Content starts

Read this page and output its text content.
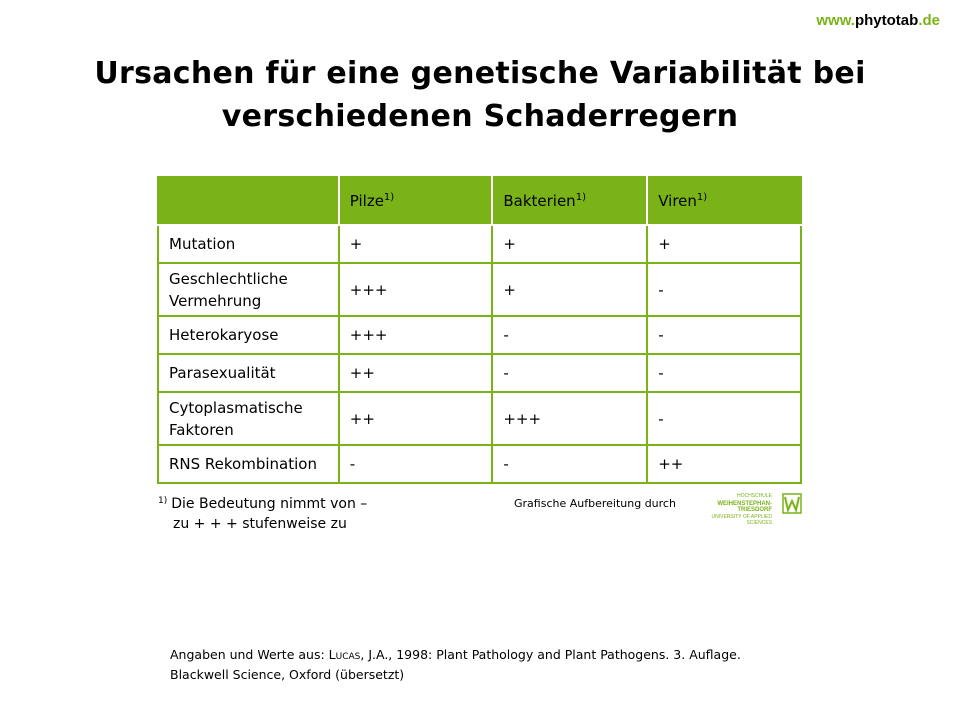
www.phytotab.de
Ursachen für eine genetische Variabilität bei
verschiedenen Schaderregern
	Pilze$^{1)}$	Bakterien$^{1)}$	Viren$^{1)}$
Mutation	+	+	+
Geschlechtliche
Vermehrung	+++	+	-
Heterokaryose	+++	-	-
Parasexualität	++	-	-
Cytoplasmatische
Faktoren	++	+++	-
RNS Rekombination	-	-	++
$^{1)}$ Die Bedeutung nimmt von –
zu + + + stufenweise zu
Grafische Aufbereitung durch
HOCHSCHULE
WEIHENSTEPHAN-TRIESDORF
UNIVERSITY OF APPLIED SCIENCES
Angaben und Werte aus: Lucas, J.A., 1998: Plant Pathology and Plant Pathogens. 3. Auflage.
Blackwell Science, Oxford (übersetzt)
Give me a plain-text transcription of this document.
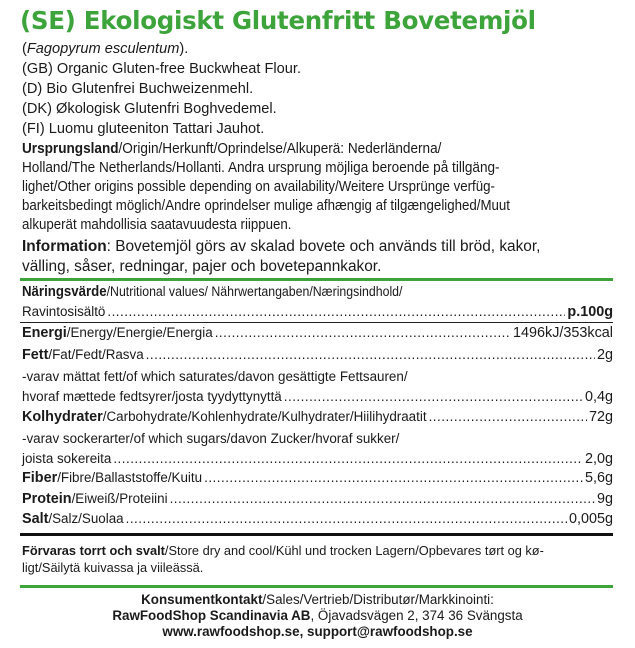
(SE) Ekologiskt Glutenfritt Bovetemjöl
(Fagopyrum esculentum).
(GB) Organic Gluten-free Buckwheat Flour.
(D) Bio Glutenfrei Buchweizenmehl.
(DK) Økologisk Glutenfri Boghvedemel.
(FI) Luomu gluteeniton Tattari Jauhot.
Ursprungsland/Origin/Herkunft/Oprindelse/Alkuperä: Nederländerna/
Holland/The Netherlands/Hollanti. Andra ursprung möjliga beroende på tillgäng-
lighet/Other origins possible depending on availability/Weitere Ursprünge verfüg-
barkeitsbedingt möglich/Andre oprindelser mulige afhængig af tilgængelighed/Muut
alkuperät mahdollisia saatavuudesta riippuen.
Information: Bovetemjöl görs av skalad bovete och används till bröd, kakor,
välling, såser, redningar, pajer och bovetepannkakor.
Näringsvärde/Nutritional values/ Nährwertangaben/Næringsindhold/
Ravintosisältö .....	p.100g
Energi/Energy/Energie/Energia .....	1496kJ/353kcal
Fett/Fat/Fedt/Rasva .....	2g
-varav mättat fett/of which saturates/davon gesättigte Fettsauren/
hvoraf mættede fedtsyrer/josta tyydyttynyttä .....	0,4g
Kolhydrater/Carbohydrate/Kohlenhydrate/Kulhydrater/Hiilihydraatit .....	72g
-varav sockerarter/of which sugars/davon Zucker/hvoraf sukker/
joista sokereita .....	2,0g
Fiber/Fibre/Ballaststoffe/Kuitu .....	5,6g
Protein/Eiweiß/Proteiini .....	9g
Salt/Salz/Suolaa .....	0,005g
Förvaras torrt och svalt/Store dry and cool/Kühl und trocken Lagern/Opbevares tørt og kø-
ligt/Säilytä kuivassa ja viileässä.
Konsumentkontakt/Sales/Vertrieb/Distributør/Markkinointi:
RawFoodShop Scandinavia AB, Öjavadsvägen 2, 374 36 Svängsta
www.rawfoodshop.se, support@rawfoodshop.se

Content ends

▶ **REQUIREMENT**:
Among the lines above, find the ones containing "hvoraf" and copy them.

▶ **RESULT OF THIS TASK**:
hvoraf mættede fedtsyrer/josta tyydyttynyttä .....	0,4g
-varav sockerarter/of which sugars/davon Zucker/hvoraf sukker/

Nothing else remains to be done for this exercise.